### Dataset excerpt
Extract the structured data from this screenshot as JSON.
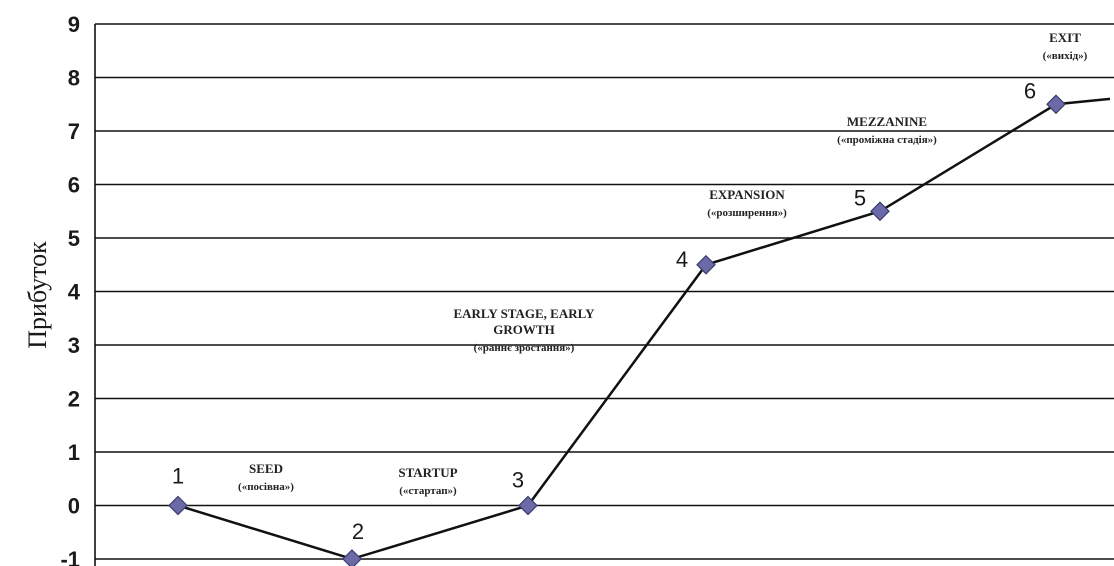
{
  "chart_data": {
    "type": "line",
    "ylabel": "Прибуток",
    "ylim": [
      -1,
      9
    ],
    "y_ticks": [
      "-1",
      "0",
      "1",
      "2",
      "3",
      "4",
      "5",
      "6",
      "7",
      "8",
      "9"
    ],
    "grid": "horizontal",
    "series": [
      {
        "x": [
          1,
          2,
          3,
          4,
          5,
          6,
          7
        ],
        "values": [
          0,
          -1,
          0,
          4.5,
          5.5,
          7.5,
          7.6
        ],
        "point_labels": [
          "1",
          "2",
          "3",
          "4",
          "5",
          "6",
          ""
        ]
      }
    ],
    "stages": [
      {
        "title": "SEED",
        "subtitle": "(«посівна»)"
      },
      {
        "title": "STARTUP",
        "subtitle": "(«стартап»)"
      },
      {
        "title": "EARLY STAGE, EARLY",
        "title2": "GROWTH",
        "subtitle": "(«раннє зростання»)"
      },
      {
        "title": "EXPANSION",
        "subtitle": "(«розширення»)"
      },
      {
        "title": "MEZZANINE",
        "subtitle": "(«проміжна стадія»)"
      },
      {
        "title": "EXIT",
        "subtitle": "(«вихід»)"
      }
    ],
    "colors": {
      "line": "#111111",
      "marker": "#6b6aa8",
      "marker_stroke": "#3a3a6a",
      "grid": "#111111"
    }
  }
}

### Task
In your copy of the listing above, reproduce each line exactly and omit all pictures.

### Exercise result
Extract the structured data from this screenshot as JSON.
{
  "chart_data": {
    "type": "line",
    "ylabel": "Прибуток",
    "ylim": [
      -1,
      9
    ],
    "y_ticks": [
      "-1",
      "0",
      "1",
      "2",
      "3",
      "4",
      "5",
      "6",
      "7",
      "8",
      "9"
    ],
    "grid": "horizontal",
    "series": [
      {
        "x": [
          1,
          2,
          3,
          4,
          5,
          6,
          7
        ],
        "values": [
          0,
          -1,
          0,
          4.5,
          5.5,
          7.5,
          7.6
        ],
        "point_labels": [
          "1",
          "2",
          "3",
          "4",
          "5",
          "6",
          ""
        ]
      }
    ],
    "stages": [
      {
        "title": "SEED",
        "subtitle": "(«посівна»)"
      },
      {
        "title": "STARTUP",
        "subtitle": "(«стартап»)"
      },
      {
        "title": "EARLY STAGE, EARLY",
        "title2": "GROWTH",
        "subtitle": "(«раннє зростання»)"
      },
      {
        "title": "EXPANSION",
        "subtitle": "(«розширення»)"
      },
      {
        "title": "MEZZANINE",
        "subtitle": "(«проміжна стадія»)"
      },
      {
        "title": "EXIT",
        "subtitle": "(«вихід»)"
      }
    ],
    "colors": {
      "line": "#111111",
      "marker": "#6b6aa8",
      "marker_stroke": "#3a3a6a",
      "grid": "#111111"
    }
  }
}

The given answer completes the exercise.